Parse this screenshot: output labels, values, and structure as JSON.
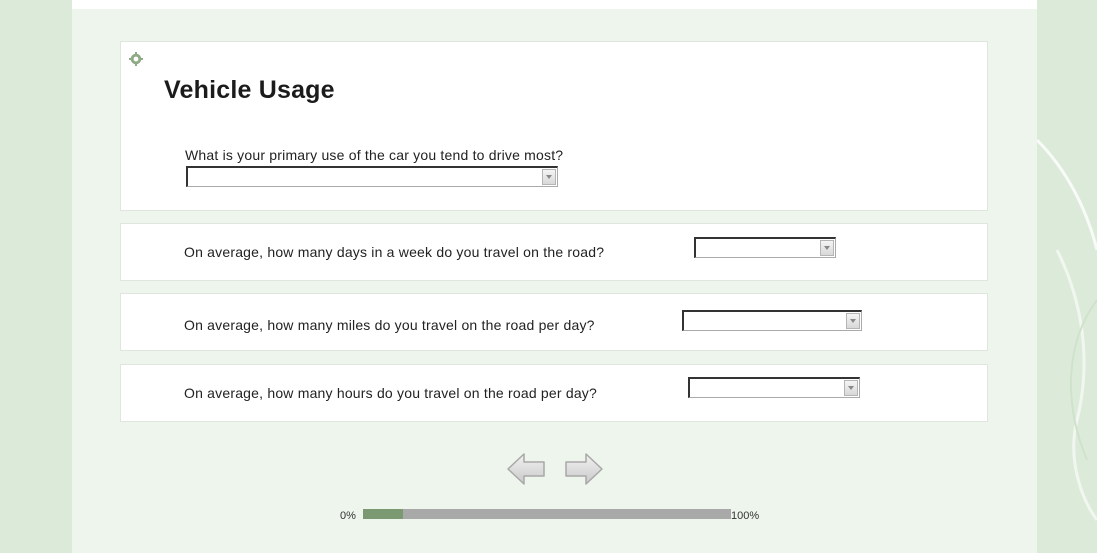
{
  "page": {
    "title": "Vehicle Usage",
    "accent_color": "#7b9a72",
    "background_color": "#eef5ec"
  },
  "questions": [
    {
      "id": "primary_use",
      "text": "What is your primary use of the car you tend to drive most?",
      "value": ""
    },
    {
      "id": "days_per_week",
      "text": "On average, how many days in a week do you travel on the road?",
      "value": ""
    },
    {
      "id": "miles_per_day",
      "text": "On average, how many miles do you travel on the road per day?",
      "value": ""
    },
    {
      "id": "hours_per_day",
      "text": "On average, how many hours do you travel on the road per day?",
      "value": ""
    }
  ],
  "navigation": {
    "back_icon": "arrow-left-icon",
    "next_icon": "arrow-right-icon"
  },
  "progress": {
    "start_label": "0%",
    "end_label": "100%",
    "fraction": 0.11
  }
}
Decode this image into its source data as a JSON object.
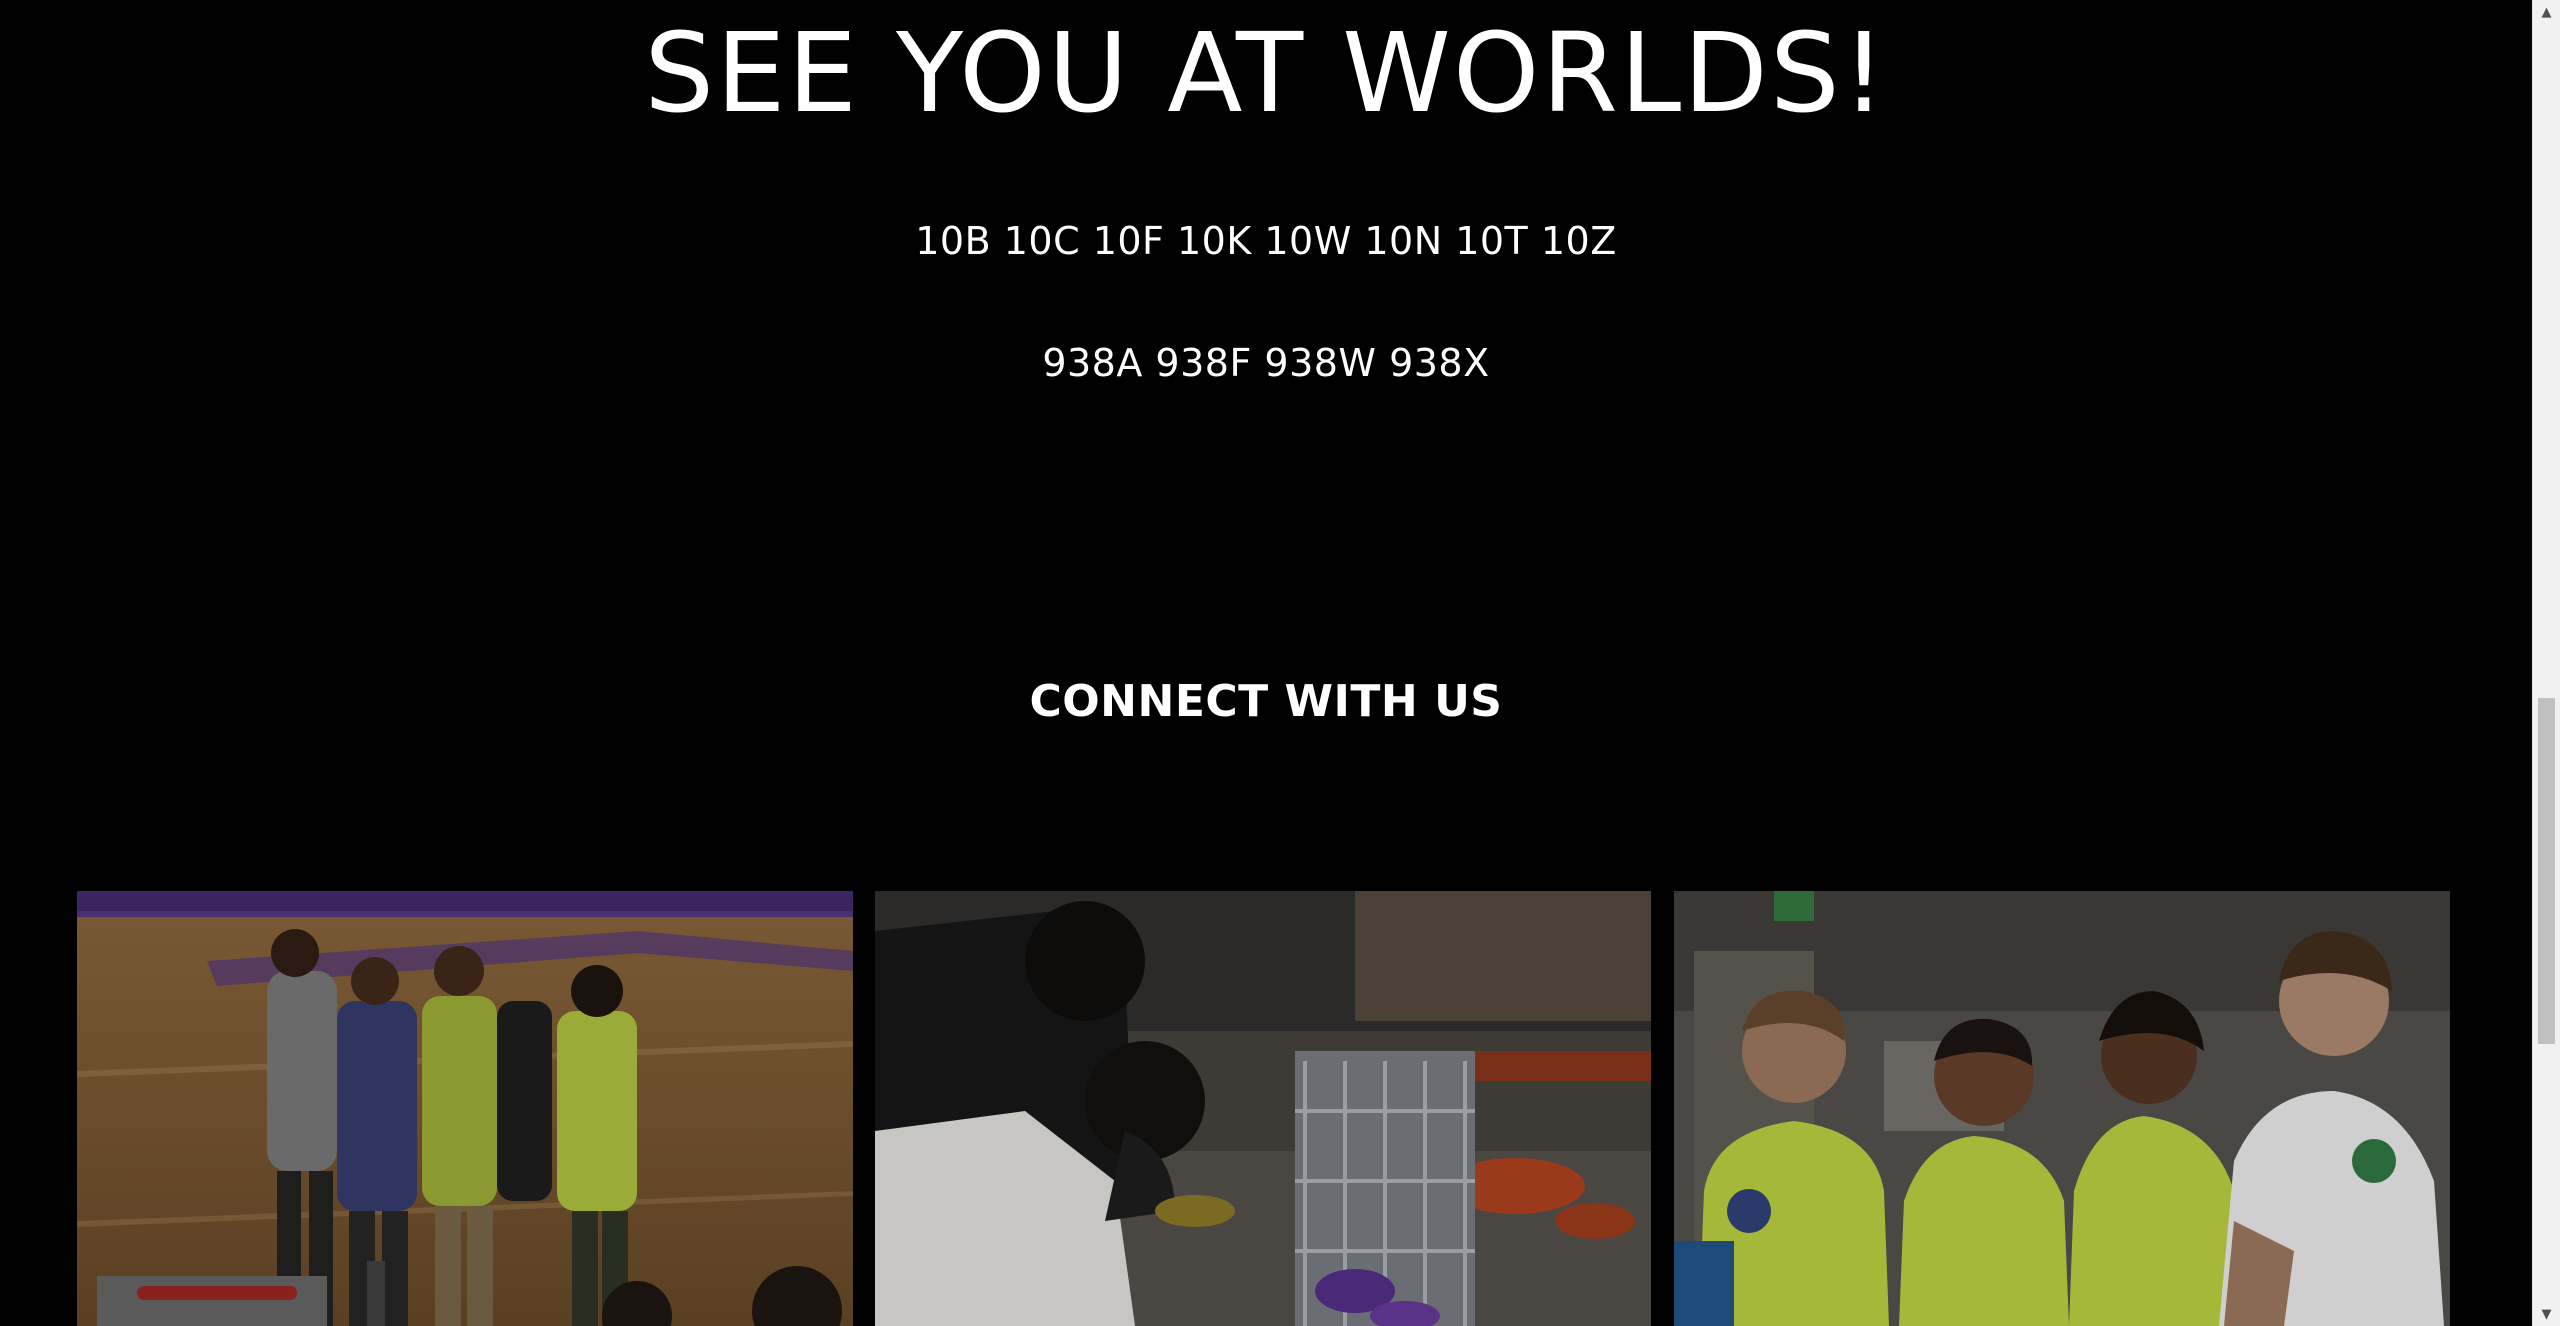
{
  "hero": {
    "title": "SEE YOU AT WORLDS!"
  },
  "teams": {
    "row1": "10B 10C 10F 10K 10W 10N 10T 10Z",
    "row2": "938A 938F 938W 938X"
  },
  "connect": {
    "heading": "CONNECT WITH US"
  },
  "gallery": {
    "photos": [
      "students-driving-robots-gym-photo",
      "students-building-robot-photo",
      "students-in-team-shirts-photo"
    ]
  },
  "scrollbar": {
    "up_icon": "▲",
    "down_icon": "▼"
  },
  "colors": {
    "background": "#000000",
    "text": "#ffffff",
    "team_shirt": "#c8e63c",
    "gym_accent": "#6b3fa0"
  }
}
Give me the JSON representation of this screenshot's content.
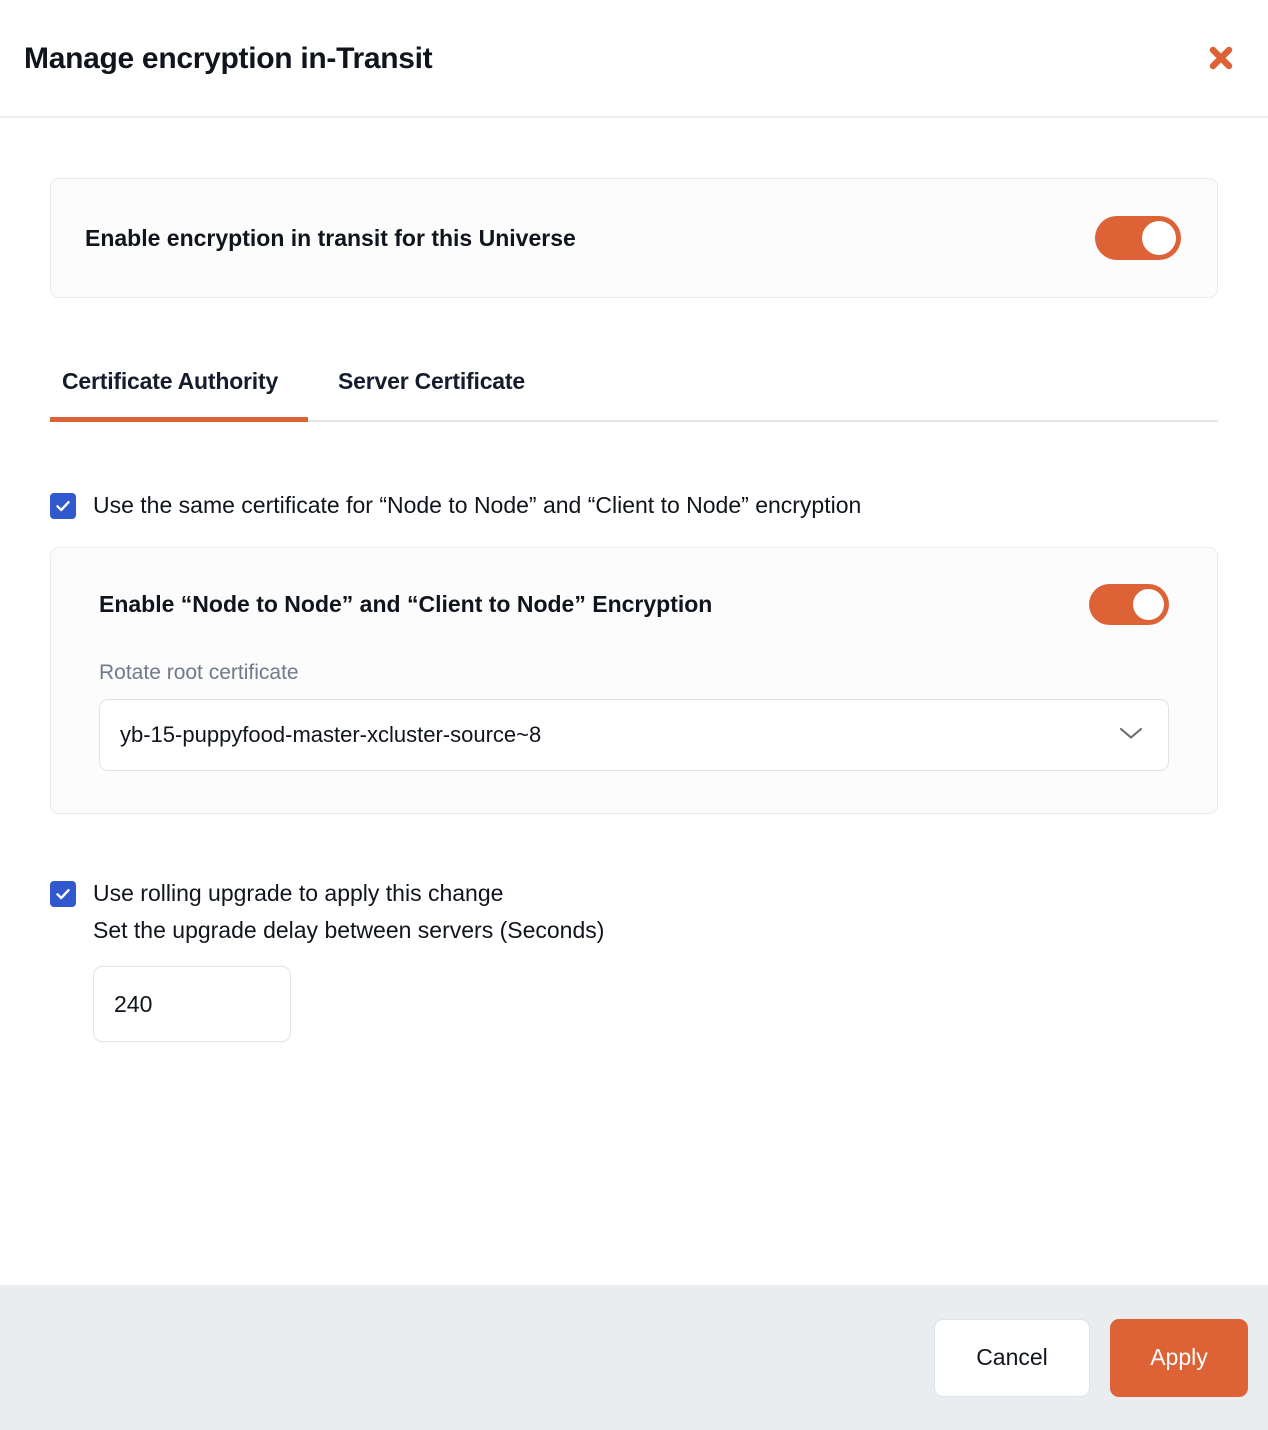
{
  "header": {
    "title": "Manage encryption in-Transit",
    "close_icon": "close-icon"
  },
  "enable_card": {
    "label": "Enable encryption in transit for this Universe",
    "toggle_state": "on"
  },
  "tabs": [
    {
      "label": "Certificate Authority",
      "active": true
    },
    {
      "label": "Server Certificate",
      "active": false
    }
  ],
  "same_certificate": {
    "label": "Use the same certificate for “Node to Node” and “Client to Node” encryption",
    "checked": true
  },
  "cert_card": {
    "title": "Enable “Node to Node” and “Client to Node” Encryption",
    "toggle_state": "on",
    "field_label": "Rotate root certificate",
    "selected_value": "yb-15-puppyfood-master-xcluster-source~8",
    "chevron_icon": "chevron-down-icon"
  },
  "rolling_upgrade": {
    "label": "Use rolling upgrade to apply this change",
    "checked": true,
    "delay_label": "Set the upgrade delay between servers (Seconds)",
    "delay_value": "240"
  },
  "footer": {
    "cancel_label": "Cancel",
    "apply_label": "Apply"
  },
  "colors": {
    "accent": "#dd6236",
    "checkbox": "#3158ce",
    "footer_bg": "#eaedf0",
    "card_bg": "#fcfcfd",
    "muted_text": "#6f7a8b"
  }
}
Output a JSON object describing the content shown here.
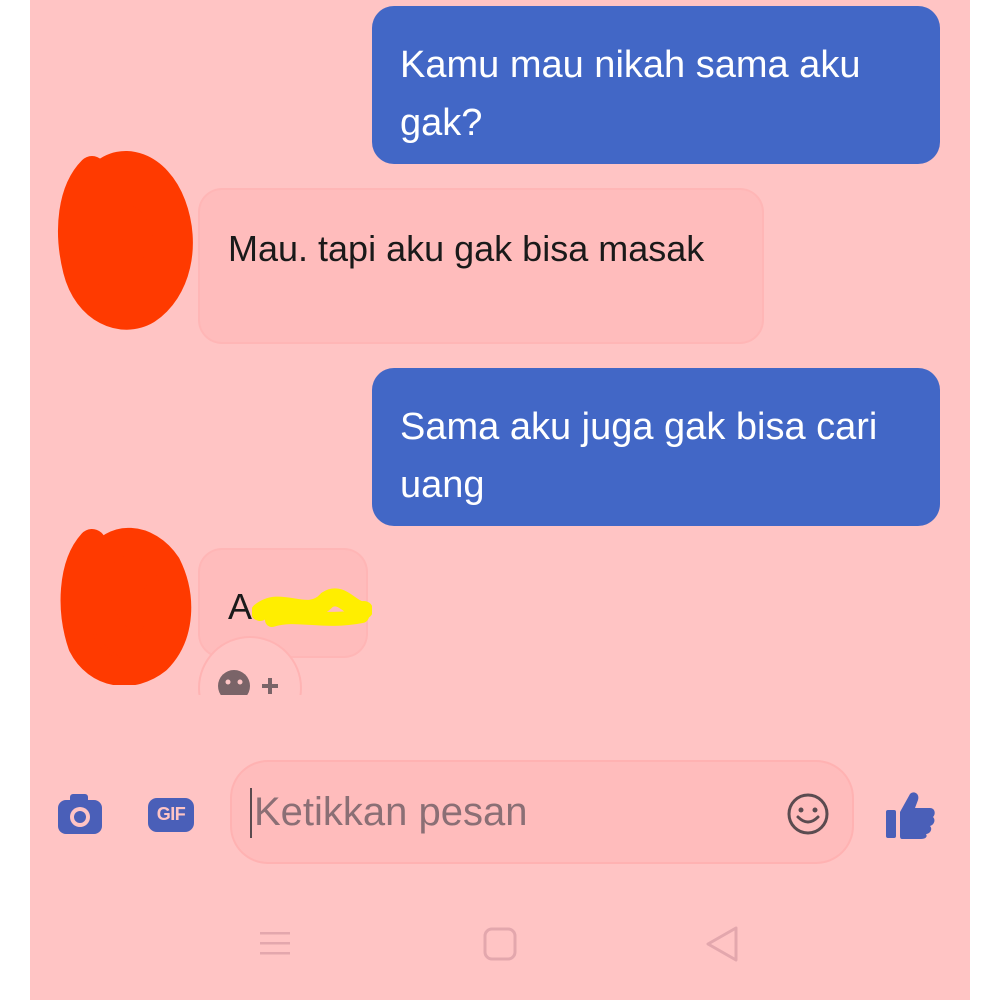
{
  "messages": [
    {
      "side": "out",
      "text": "Kamu mau nikah sama aku gak?"
    },
    {
      "side": "in",
      "text": "Mau. tapi aku gak bisa masak"
    },
    {
      "side": "out",
      "text": "Sama aku juga gak bisa cari uang"
    },
    {
      "side": "in",
      "text": "A"
    }
  ],
  "composer": {
    "placeholder": "Ketikkan pesan",
    "gif_label": "GIF"
  },
  "icons": {
    "camera": "camera-icon",
    "gif": "gif-icon",
    "emoji": "smiley-icon",
    "like": "thumbs-up-icon",
    "reaction": "add-reaction-icon",
    "nav_menu": "menu-icon",
    "nav_home": "home-square-icon",
    "nav_back": "back-triangle-icon"
  },
  "colors": {
    "background": "#ffc4c4",
    "outgoing_bubble": "#4267c6",
    "incoming_bubble": "#ffbcbc",
    "accent": "#4a5fb8",
    "scribble": "#ff3a00",
    "highlight": "#ffee00"
  }
}
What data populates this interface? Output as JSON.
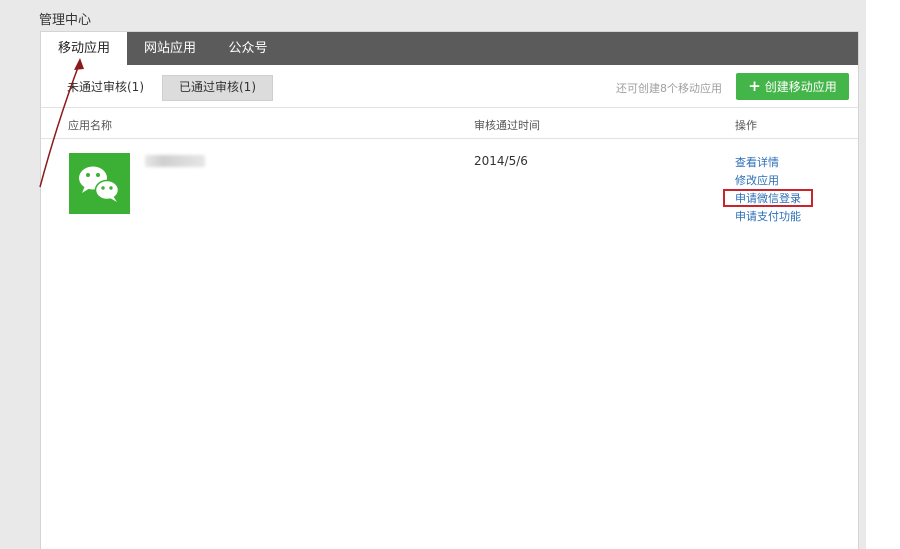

_ _ _ _ _ _ _

● **Aim of the exercise**
Without including any pictures, output all the entries above exactly.

● **Output for this exercise**
Parse this screenshot: output labels, values, and structure as JSON.
{
  "page": {
    "title": "Vehicle Usage",
    "accent_color": "#7b9a72",
    "background_color": "#eef5ec"
  },
  "questions": [
    {
      "id": "primary_use",
      "text": "What is your primary use of the car you tend to drive most?",
      "value": ""
    },
    {
      "id": "days_per_week",
      "text": "On average, how many days in a week do you travel on the road?",
      "value": ""
    },
    {
      "id": "miles_per_day",
      "text": "On average, how many miles do you travel on the road per day?",
      "value": ""
    },
    {
      "id": "hours_per_day",
      "text": "On average, how many hours do you travel on the road per day?",
      "value": ""
    }
  ],
  "navigation": {
    "back_icon": "arrow-left-icon",
    "next_icon": "arrow-right-icon"
  },
  "progress": {
    "start_label": "0%",
    "end_label": "100%",
    "fraction": 0.11
  }
}
Decode this image into its source data as a JSON object.
{
  "hero": {
    "title": "SEE YOU AT WORLDS!"
  },
  "teams": {
    "row1": "10B 10C 10F 10K 10W 10N 10T 10Z",
    "row2": "938A 938F 938W 938X"
  },
  "connect": {
    "heading": "CONNECT WITH US"
  },
  "gallery": {
    "photos": [
      "students-driving-robots-gym-photo",
      "students-building-robot-photo",
      "students-in-team-shirts-photo"
    ]
  },
  "scrollbar": {
    "up_icon": "▲",
    "down_icon": "▼"
  },
  "colors": {
    "background": "#000000",
    "text": "#ffffff",
    "team_shirt": "#c8e63c",
    "gym_accent": "#6b3fa0"
  }
}
Give me the JSON representation of this screenshot's content.
{
  "header": {
    "title": "Manage encryption in-Transit",
    "close_icon": "close-icon"
  },
  "enable_card": {
    "label": "Enable encryption in transit for this Universe",
    "toggle_state": "on"
  },
  "tabs": [
    {
      "label": "Certificate Authority",
      "active": true
    },
    {
      "label": "Server Certificate",
      "active": false
    }
  ],
  "same_certificate": {
    "label": "Use the same certificate for “Node to Node” and “Client to Node” encryption",
    "checked": true
  },
  "cert_card": {
    "title": "Enable “Node to Node” and “Client to Node” Encryption",
    "toggle_state": "on",
    "field_label": "Rotate root certificate",
    "selected_value": "yb-15-puppyfood-master-xcluster-source~8",
    "chevron_icon": "chevron-down-icon"
  },
  "rolling_upgrade": {
    "label": "Use rolling upgrade to apply this change",
    "checked": true,
    "delay_label": "Set the upgrade delay between servers (Seconds)",
    "delay_value": "240"
  },
  "footer": {
    "cancel_label": "Cancel",
    "apply_label": "Apply"
  },
  "colors": {
    "accent": "#dd6236",
    "checkbox": "#3158ce",
    "footer_bg": "#eaedf0",
    "card_bg": "#fcfcfd",
    "muted_text": "#6f7a8b"
  }
}
Output a JSON object describing the content shown here.
{
  "messages": [
    {
      "side": "out",
      "text": "Kamu mau nikah sama aku gak?"
    },
    {
      "side": "in",
      "text": "Mau. tapi aku gak bisa masak"
    },
    {
      "side": "out",
      "text": "Sama aku juga gak bisa cari uang"
    },
    {
      "side": "in",
      "text": "A"
    }
  ],
  "composer": {
    "placeholder": "Ketikkan pesan",
    "gif_label": "GIF"
  },
  "icons": {
    "camera": "camera-icon",
    "gif": "gif-icon",
    "emoji": "smiley-icon",
    "like": "thumbs-up-icon",
    "reaction": "add-reaction-icon",
    "nav_menu": "menu-icon",
    "nav_home": "home-square-icon",
    "nav_back": "back-triangle-icon"
  },
  "colors": {
    "background": "#ffc4c4",
    "outgoing_bubble": "#4267c6",
    "incoming_bubble": "#ffbcbc",
    "accent": "#4a5fb8",
    "scribble": "#ff3a00",
    "highlight": "#ffee00"
  }
}
What data populates this interface? Output as JSON.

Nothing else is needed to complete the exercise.